**Task brief**. Omit all images. Write out the rest of the material exactly.

Stored items
——

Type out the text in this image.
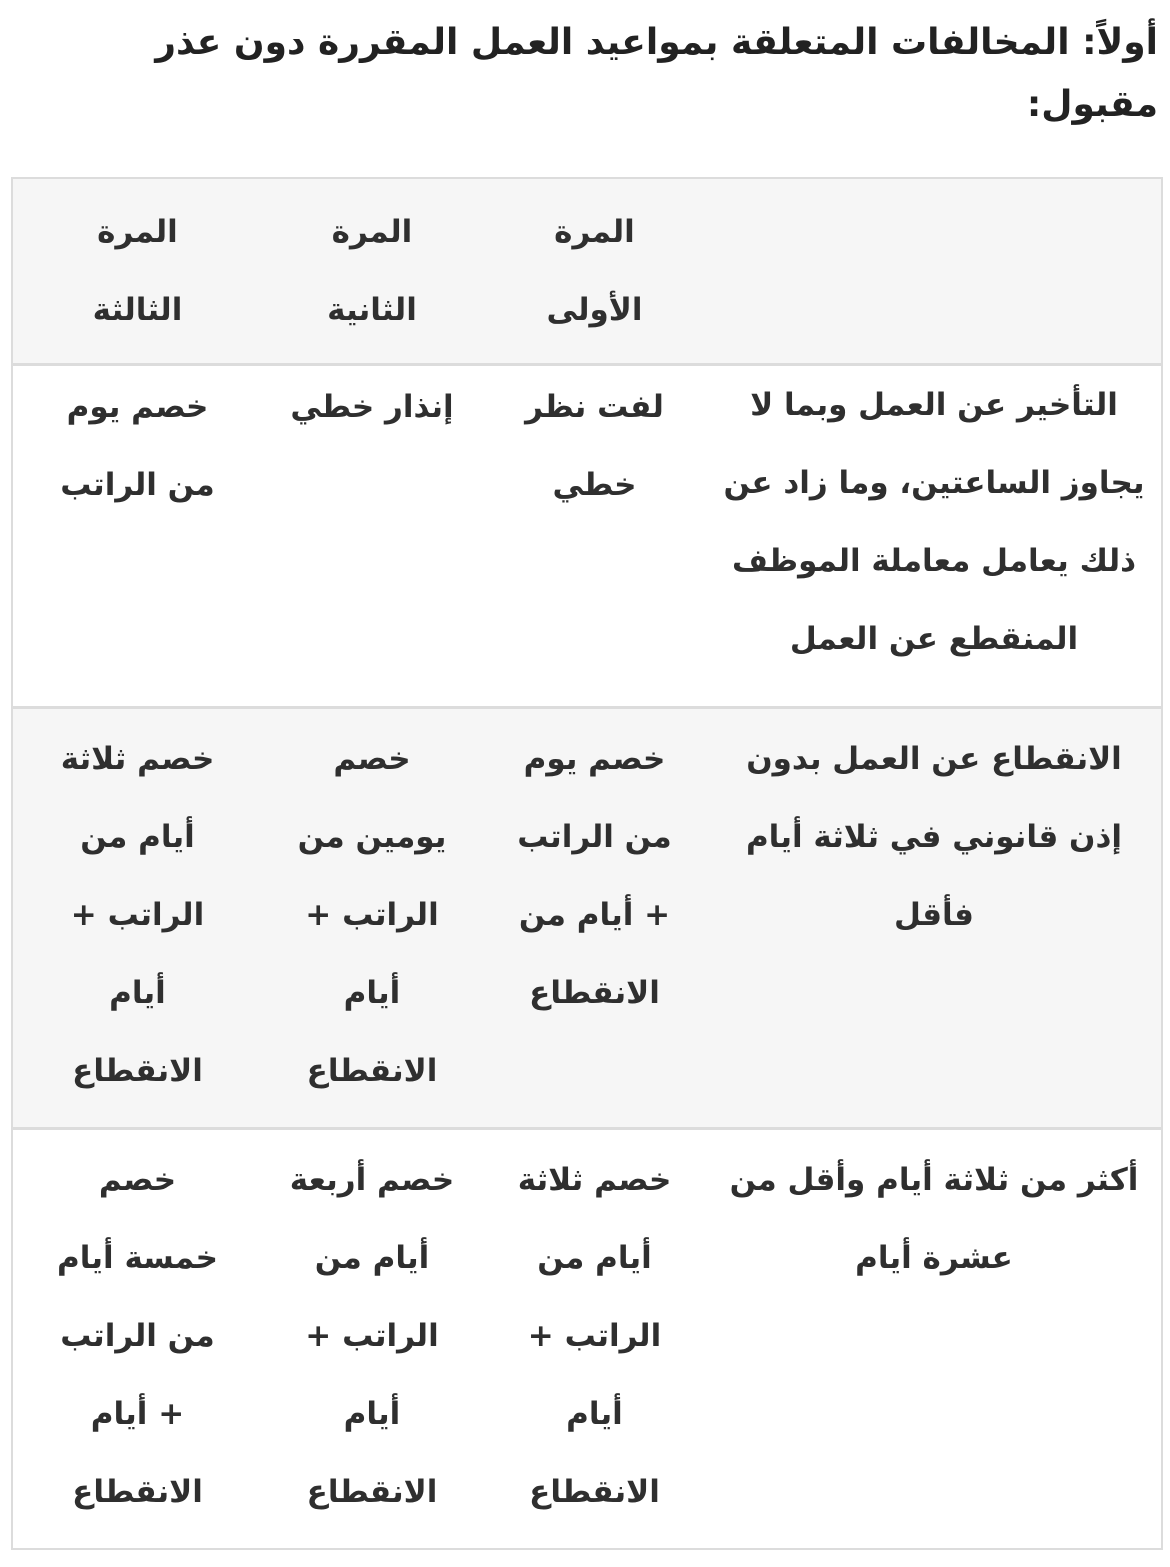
أولاً: المخالفات المتعلقة بمواعيد العمل المقررة دون عذر مقبول:

	المرة الأولى	المرة الثانية	المرة الثالثة

التأخير عن العمل وبما لا يجاوز الساعتين، وما زاد عن ذلك يعامل معاملة الموظف المنقطع عن العمل	لفت نظر خطي	إنذار خطي	خصم يوم من الراتب

الانقطاع عن العمل بدون إذن قانوني في ثلاثة أيام فأقل	خصم يوم من الراتب + أيام من الانقطاع	خصم يومين من الراتب + أيام الانقطاع	خصم ثلاثة أيام من الراتب + أيام الانقطاع

أكثر من ثلاثة أيام وأقل من عشرة أيام	خصم ثلاثة أيام من الراتب + أيام الانقطاع	خصم أربعة أيام من الراتب + أيام الانقطاع	خصم خمسة أيام من الراتب + أيام الانقطاع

——

**Solution**.
Type out the text in this image.
أولاً: المخالفات المتعلقة بمواعيد العمل المقررة دون عذر مقبول:

	المرة الأولى	المرة الثانية	المرة الثالثة

التأخير عن العمل وبما لا يجاوز الساعتين، وما زاد عن ذلك يعامل معاملة الموظف المنقطع عن العمل	لفت نظر خطي	إنذار خطي	خصم يوم من الراتب

الانقطاع عن العمل بدون إذن قانوني في ثلاثة أيام فأقل	خصم يوم من الراتب + أيام من الانقطاع	خصم يومين من الراتب + أيام الانقطاع	خصم ثلاثة أيام من الراتب + أيام الانقطاع

أكثر من ثلاثة أيام وأقل من عشرة أيام	خصم ثلاثة أيام من الراتب + أيام الانقطاع	خصم أربعة أيام من الراتب + أيام الانقطاع	خصم خمسة أيام من الراتب + أيام الانقطاع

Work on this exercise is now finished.